◆ DIRECTIONS
Images do not belong in the copy. Retype all the entries below exactly.

[Records from a collection]

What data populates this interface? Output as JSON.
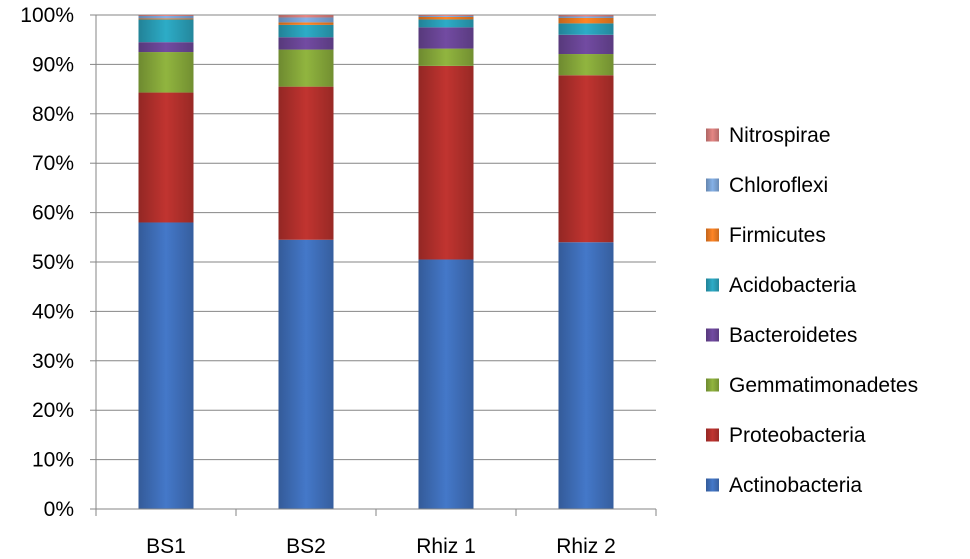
{
  "chart_data": {
    "type": "bar",
    "stacked": true,
    "percent_stacked": true,
    "categories": [
      "BS1",
      "BS2",
      "Rhiz 1",
      "Rhiz 2"
    ],
    "series": [
      {
        "name": "Actinobacteria",
        "color": "#3f6fba",
        "values": [
          58.0,
          54.5,
          50.5,
          54.0
        ]
      },
      {
        "name": "Proteobacteria",
        "color": "#b3302c",
        "values": [
          26.3,
          31.0,
          39.2,
          33.8
        ]
      },
      {
        "name": "Gemmatimonadetes",
        "color": "#86a83a",
        "values": [
          8.2,
          7.5,
          3.5,
          4.3
        ]
      },
      {
        "name": "Bacteroidetes",
        "color": "#6a4596",
        "values": [
          2.0,
          2.5,
          4.3,
          3.9
        ]
      },
      {
        "name": "Acidobacteria",
        "color": "#2a9fb8",
        "values": [
          4.6,
          2.5,
          1.6,
          2.3
        ]
      },
      {
        "name": "Firmicutes",
        "color": "#ec7b22",
        "values": [
          0.2,
          0.5,
          0.5,
          1.1
        ]
      },
      {
        "name": "Chloroflexi",
        "color": "#7ba4d6",
        "values": [
          0.5,
          1.0,
          0.2,
          0.3
        ]
      },
      {
        "name": "Nitrospirae",
        "color": "#d47c7a",
        "values": [
          0.2,
          0.5,
          0.2,
          0.3
        ]
      }
    ],
    "y_ticks": [
      "0%",
      "10%",
      "20%",
      "30%",
      "40%",
      "50%",
      "60%",
      "70%",
      "80%",
      "90%",
      "100%"
    ],
    "ylim": [
      0,
      100
    ],
    "grid": true,
    "legend_position": "right",
    "legend_order": [
      "Nitrospirae",
      "Chloroflexi",
      "Firmicutes",
      "Acidobacteria",
      "Bacteroidetes",
      "Gemmatimonadetes",
      "Proteobacteria",
      "Actinobacteria"
    ]
  }
}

◆ COMPLETED EXERCISE
What data populates this interface? Output as JSON.
{
  "chart_data": {
    "type": "bar",
    "stacked": true,
    "percent_stacked": true,
    "categories": [
      "BS1",
      "BS2",
      "Rhiz 1",
      "Rhiz 2"
    ],
    "series": [
      {
        "name": "Actinobacteria",
        "color": "#3f6fba",
        "values": [
          58.0,
          54.5,
          50.5,
          54.0
        ]
      },
      {
        "name": "Proteobacteria",
        "color": "#b3302c",
        "values": [
          26.3,
          31.0,
          39.2,
          33.8
        ]
      },
      {
        "name": "Gemmatimonadetes",
        "color": "#86a83a",
        "values": [
          8.2,
          7.5,
          3.5,
          4.3
        ]
      },
      {
        "name": "Bacteroidetes",
        "color": "#6a4596",
        "values": [
          2.0,
          2.5,
          4.3,
          3.9
        ]
      },
      {
        "name": "Acidobacteria",
        "color": "#2a9fb8",
        "values": [
          4.6,
          2.5,
          1.6,
          2.3
        ]
      },
      {
        "name": "Firmicutes",
        "color": "#ec7b22",
        "values": [
          0.2,
          0.5,
          0.5,
          1.1
        ]
      },
      {
        "name": "Chloroflexi",
        "color": "#7ba4d6",
        "values": [
          0.5,
          1.0,
          0.2,
          0.3
        ]
      },
      {
        "name": "Nitrospirae",
        "color": "#d47c7a",
        "values": [
          0.2,
          0.5,
          0.2,
          0.3
        ]
      }
    ],
    "y_ticks": [
      "0%",
      "10%",
      "20%",
      "30%",
      "40%",
      "50%",
      "60%",
      "70%",
      "80%",
      "90%",
      "100%"
    ],
    "ylim": [
      0,
      100
    ],
    "grid": true,
    "legend_position": "right",
    "legend_order": [
      "Nitrospirae",
      "Chloroflexi",
      "Firmicutes",
      "Acidobacteria",
      "Bacteroidetes",
      "Gemmatimonadetes",
      "Proteobacteria",
      "Actinobacteria"
    ]
  }
}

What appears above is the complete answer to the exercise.